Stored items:
##########
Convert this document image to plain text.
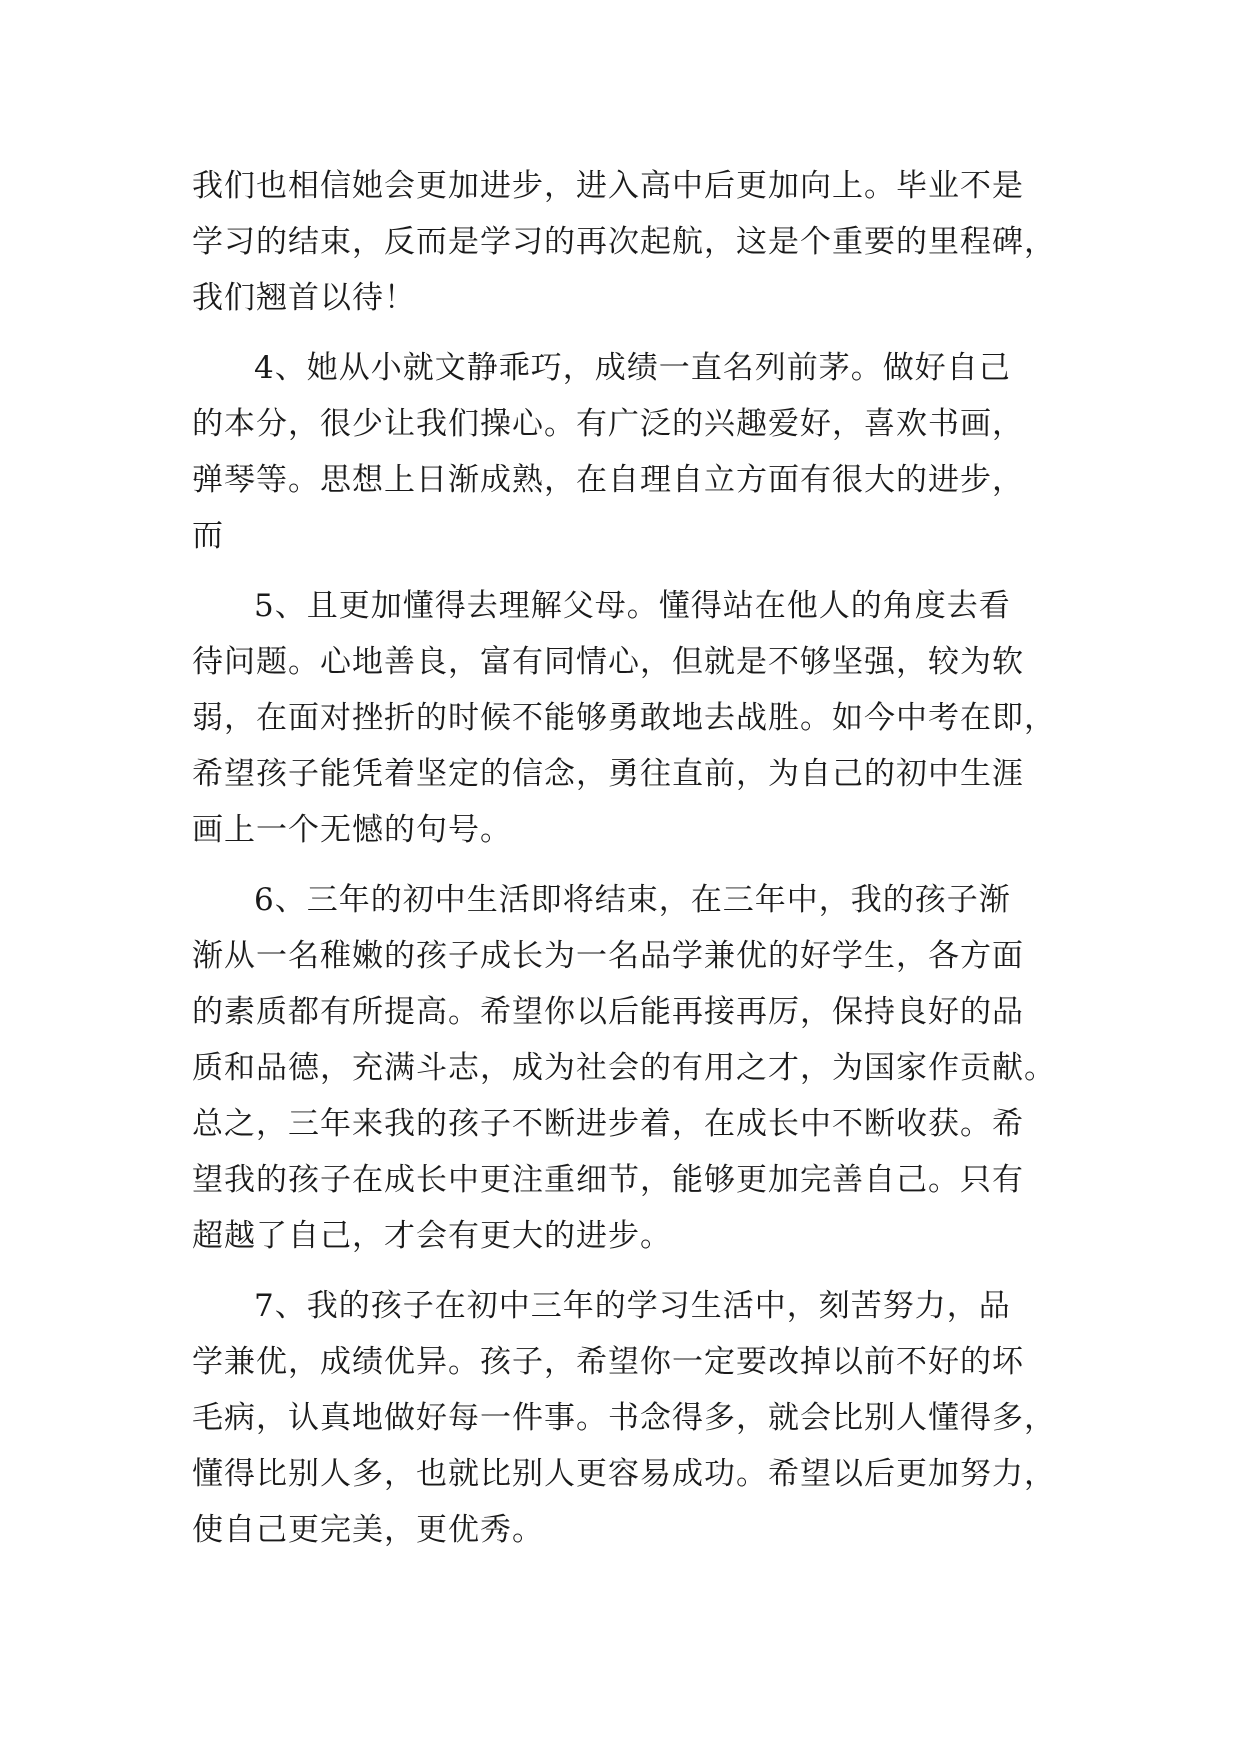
我们也相信她会更加进步，进入高中后更加向上。毕业不是
学习的结束，反而是学习的再次起航，这是个重要的里程碑，
我们翘首以待！
4、她从小就文静乖巧，成绩一直名列前茅。做好自己
的本分，很少让我们操心。有广泛的兴趣爱好，喜欢书画，
弹琴等。思想上日渐成熟，在自理自立方面有很大的进步，
而
5、且更加懂得去理解父母。懂得站在他人的角度去看
待问题。心地善良，富有同情心，但就是不够坚强，较为软
弱，在面对挫折的时候不能够勇敢地去战胜。如今中考在即，
希望孩子能凭着坚定的信念，勇往直前，为自己的初中生涯
画上一个无憾的句号。
6、三年的初中生活即将结束，在三年中，我的孩子渐
渐从一名稚嫩的孩子成长为一名品学兼优的好学生，各方面
的素质都有所提高。希望你以后能再接再厉，保持良好的品
质和品德，充满斗志，成为社会的有用之才，为国家作贡献。
总之，三年来我的孩子不断进步着，在成长中不断收获。希
望我的孩子在成长中更注重细节，能够更加完善自己。只有
超越了自己，才会有更大的进步。
7、我的孩子在初中三年的学习生活中，刻苦努力，品
学兼优，成绩优异。孩子，希望你一定要改掉以前不好的坏
毛病，认真地做好每一件事。书念得多，就会比别人懂得多，
懂得比别人多，也就比别人更容易成功。希望以后更加努力，
使自己更完美，更优秀。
##########
- [WHAT THIS TASK INVOLVES]: Reproduce each entry precisely, dropping only the pictures.

- [ANSWER FOR THIS EXERCISE]:
Convert this document image to plain text.
我们也相信她会更加进步，进入高中后更加向上。毕业不是
学习的结束，反而是学习的再次起航，这是个重要的里程碑，
我们翘首以待！
4、她从小就文静乖巧，成绩一直名列前茅。做好自己
的本分，很少让我们操心。有广泛的兴趣爱好，喜欢书画，
弹琴等。思想上日渐成熟，在自理自立方面有很大的进步，
而
5、且更加懂得去理解父母。懂得站在他人的角度去看
待问题。心地善良，富有同情心，但就是不够坚强，较为软
弱，在面对挫折的时候不能够勇敢地去战胜。如今中考在即，
希望孩子能凭着坚定的信念，勇往直前，为自己的初中生涯
画上一个无憾的句号。
6、三年的初中生活即将结束，在三年中，我的孩子渐
渐从一名稚嫩的孩子成长为一名品学兼优的好学生，各方面
的素质都有所提高。希望你以后能再接再厉，保持良好的品
质和品德，充满斗志，成为社会的有用之才，为国家作贡献。
总之，三年来我的孩子不断进步着，在成长中不断收获。希
望我的孩子在成长中更注重细节，能够更加完善自己。只有
超越了自己，才会有更大的进步。
7、我的孩子在初中三年的学习生活中，刻苦努力，品
学兼优，成绩优异。孩子，希望你一定要改掉以前不好的坏
毛病，认真地做好每一件事。书念得多，就会比别人懂得多，
懂得比别人多，也就比别人更容易成功。希望以后更加努力，
使自己更完美，更优秀。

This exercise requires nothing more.